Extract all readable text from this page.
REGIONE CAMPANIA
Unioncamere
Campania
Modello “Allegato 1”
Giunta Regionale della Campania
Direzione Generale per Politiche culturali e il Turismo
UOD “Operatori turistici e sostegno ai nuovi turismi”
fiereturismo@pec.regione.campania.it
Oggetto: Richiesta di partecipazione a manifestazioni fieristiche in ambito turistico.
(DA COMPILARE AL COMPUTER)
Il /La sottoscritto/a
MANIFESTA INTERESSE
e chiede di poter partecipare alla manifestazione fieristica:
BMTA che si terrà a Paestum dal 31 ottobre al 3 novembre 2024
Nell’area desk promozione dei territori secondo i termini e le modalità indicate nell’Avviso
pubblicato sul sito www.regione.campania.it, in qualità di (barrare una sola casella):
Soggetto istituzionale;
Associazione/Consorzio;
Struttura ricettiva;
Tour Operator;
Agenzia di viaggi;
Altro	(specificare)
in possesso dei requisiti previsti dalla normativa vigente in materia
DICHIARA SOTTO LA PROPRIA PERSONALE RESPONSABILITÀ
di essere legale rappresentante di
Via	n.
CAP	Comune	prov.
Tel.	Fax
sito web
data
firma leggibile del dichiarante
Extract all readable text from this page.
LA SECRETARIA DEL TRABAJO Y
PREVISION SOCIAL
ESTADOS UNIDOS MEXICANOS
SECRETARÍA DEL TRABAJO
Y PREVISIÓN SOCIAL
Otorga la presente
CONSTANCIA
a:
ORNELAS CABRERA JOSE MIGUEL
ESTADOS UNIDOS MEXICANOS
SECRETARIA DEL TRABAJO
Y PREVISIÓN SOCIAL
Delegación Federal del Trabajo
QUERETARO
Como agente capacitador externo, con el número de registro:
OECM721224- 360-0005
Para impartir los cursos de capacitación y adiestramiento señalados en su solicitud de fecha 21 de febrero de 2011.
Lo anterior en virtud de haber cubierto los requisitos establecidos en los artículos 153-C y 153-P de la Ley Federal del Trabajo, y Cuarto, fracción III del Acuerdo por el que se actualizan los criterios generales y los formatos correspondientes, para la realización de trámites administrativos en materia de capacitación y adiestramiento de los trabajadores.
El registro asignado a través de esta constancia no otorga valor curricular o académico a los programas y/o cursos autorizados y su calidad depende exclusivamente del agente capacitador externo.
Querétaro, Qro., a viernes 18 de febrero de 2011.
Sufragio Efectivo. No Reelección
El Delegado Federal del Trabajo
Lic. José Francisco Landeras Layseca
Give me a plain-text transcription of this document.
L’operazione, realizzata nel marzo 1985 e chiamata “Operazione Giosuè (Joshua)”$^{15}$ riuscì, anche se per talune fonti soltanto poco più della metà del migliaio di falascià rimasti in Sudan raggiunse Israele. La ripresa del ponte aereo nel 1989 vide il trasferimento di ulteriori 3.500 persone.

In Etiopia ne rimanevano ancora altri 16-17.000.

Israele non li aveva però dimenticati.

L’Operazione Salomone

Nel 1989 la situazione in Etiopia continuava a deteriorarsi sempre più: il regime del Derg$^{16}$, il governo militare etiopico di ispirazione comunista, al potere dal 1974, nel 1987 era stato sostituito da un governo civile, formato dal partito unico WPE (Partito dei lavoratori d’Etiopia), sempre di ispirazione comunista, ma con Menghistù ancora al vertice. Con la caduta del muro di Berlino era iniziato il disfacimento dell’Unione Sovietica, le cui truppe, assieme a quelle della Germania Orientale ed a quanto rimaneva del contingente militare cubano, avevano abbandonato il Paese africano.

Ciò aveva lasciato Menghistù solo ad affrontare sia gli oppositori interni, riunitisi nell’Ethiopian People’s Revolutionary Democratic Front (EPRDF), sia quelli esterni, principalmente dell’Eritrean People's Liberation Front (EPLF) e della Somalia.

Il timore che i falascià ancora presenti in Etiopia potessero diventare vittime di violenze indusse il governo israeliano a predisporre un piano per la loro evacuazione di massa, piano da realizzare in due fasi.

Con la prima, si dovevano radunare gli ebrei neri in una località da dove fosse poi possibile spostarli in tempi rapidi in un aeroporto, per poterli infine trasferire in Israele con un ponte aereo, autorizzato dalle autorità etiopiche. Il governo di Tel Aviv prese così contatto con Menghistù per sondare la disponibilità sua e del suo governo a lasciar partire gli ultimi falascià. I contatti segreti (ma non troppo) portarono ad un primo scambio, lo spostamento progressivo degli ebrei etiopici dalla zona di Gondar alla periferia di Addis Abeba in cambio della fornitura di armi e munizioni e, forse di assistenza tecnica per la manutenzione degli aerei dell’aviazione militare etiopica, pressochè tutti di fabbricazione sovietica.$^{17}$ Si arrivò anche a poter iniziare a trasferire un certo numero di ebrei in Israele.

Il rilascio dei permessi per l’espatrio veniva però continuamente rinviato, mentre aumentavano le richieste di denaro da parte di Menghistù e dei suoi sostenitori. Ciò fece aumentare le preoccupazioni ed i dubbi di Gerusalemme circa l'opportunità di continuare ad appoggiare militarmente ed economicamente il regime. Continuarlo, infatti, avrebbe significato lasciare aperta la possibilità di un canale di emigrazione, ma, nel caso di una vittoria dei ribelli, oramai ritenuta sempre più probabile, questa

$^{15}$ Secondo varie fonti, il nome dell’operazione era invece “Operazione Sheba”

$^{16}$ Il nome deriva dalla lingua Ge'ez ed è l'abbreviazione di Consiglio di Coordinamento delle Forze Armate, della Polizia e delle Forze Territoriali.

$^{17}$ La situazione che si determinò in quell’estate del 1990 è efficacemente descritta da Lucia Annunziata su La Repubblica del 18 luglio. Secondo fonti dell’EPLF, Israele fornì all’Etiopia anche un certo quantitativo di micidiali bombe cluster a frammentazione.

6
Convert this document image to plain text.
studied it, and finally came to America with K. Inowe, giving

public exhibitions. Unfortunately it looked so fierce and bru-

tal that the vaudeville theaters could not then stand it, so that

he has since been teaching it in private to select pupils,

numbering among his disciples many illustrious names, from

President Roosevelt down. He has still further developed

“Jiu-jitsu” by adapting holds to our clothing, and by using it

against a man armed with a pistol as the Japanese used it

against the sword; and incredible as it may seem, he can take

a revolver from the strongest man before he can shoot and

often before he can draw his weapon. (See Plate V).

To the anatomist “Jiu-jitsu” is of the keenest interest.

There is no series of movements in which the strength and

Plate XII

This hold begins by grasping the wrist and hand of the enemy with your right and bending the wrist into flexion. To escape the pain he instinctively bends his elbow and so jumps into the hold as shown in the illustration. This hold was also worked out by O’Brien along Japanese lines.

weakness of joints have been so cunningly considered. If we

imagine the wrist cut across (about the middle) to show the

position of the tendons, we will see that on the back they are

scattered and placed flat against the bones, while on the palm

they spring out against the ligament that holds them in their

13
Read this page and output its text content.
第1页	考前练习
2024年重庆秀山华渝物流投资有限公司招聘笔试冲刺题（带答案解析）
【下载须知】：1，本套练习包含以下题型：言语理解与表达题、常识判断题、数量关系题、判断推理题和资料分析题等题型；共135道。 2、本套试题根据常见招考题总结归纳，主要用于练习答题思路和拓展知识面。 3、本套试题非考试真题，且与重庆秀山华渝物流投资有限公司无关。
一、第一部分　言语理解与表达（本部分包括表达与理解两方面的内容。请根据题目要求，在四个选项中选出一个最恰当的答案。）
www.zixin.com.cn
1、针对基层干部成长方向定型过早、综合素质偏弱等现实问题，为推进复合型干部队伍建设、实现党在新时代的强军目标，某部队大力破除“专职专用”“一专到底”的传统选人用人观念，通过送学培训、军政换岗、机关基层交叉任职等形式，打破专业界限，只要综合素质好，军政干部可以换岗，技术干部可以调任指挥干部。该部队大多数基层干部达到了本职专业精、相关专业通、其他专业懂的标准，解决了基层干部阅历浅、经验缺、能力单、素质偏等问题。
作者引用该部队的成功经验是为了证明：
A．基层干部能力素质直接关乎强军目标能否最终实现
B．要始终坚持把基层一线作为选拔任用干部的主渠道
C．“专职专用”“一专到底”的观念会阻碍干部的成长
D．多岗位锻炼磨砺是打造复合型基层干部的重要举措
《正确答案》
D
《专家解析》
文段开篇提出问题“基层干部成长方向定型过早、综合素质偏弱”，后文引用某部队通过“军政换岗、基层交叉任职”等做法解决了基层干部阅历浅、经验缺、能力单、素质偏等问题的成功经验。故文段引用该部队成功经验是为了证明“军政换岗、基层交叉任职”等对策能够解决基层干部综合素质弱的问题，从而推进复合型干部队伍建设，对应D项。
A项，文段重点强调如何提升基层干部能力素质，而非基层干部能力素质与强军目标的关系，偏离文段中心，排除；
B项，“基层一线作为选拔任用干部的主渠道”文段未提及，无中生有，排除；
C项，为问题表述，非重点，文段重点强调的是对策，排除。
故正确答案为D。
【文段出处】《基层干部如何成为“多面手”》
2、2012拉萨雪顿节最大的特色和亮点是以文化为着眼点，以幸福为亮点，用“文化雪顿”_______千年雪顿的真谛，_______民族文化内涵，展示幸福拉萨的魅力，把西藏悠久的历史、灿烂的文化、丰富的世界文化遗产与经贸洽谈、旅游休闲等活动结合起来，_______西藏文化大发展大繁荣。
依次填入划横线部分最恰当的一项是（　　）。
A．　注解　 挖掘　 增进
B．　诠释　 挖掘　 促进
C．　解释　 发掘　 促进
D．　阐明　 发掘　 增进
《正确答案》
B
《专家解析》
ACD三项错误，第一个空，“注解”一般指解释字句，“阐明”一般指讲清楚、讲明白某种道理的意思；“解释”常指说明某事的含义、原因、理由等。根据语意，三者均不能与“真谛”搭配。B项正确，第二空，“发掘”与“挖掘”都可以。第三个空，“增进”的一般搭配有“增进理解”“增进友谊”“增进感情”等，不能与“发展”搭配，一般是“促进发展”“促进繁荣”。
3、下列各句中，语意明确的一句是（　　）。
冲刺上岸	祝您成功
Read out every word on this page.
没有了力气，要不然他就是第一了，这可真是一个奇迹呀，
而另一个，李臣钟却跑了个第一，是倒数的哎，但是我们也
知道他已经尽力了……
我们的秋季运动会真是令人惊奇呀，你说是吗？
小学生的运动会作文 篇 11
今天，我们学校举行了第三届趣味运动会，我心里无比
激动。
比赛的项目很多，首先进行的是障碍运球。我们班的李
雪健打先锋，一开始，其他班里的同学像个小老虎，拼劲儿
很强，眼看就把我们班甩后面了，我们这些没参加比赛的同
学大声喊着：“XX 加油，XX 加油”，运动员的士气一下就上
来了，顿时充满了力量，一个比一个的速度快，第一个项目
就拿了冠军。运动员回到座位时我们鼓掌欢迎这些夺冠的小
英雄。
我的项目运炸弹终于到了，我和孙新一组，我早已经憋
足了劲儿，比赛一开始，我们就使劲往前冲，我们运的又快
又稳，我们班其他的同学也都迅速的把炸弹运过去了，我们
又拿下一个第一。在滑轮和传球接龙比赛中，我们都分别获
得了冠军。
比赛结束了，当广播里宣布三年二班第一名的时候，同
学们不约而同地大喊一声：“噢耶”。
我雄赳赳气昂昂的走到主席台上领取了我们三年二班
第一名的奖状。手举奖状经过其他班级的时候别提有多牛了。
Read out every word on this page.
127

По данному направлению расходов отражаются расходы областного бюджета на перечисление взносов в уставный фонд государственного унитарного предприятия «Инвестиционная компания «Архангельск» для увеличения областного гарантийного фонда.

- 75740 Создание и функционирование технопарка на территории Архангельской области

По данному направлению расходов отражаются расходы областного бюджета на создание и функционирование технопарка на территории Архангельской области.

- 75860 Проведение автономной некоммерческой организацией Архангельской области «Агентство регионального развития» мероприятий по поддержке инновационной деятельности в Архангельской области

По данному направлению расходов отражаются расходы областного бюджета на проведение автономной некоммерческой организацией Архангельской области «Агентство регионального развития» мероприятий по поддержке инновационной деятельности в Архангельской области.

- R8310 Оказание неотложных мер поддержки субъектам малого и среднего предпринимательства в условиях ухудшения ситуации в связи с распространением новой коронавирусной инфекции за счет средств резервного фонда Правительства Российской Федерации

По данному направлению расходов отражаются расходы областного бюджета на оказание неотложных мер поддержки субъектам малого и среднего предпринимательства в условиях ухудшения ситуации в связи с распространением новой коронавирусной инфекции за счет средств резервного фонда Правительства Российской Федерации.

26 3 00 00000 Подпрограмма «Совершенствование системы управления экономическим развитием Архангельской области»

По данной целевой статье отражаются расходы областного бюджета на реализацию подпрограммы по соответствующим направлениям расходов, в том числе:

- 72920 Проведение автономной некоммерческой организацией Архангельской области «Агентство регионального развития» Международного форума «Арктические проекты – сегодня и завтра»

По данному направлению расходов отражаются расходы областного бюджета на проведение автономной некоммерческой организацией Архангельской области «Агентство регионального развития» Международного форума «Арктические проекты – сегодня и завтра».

THE TASK:
From the data above, show each line that contains "Международного".

SOLVED EXERCISE:
- 72920 Проведение автономной некоммерческой организацией Архангельской области «Агентство регионального развития» Международного форума «Арктические проекты – сегодня и завтра»
По данному направлению расходов отражаются расходы областного бюджета на проведение автономной некоммерческой организацией Архангельской области «Агентство регионального развития» Международного форума «Арктические проекты – сегодня и завтра».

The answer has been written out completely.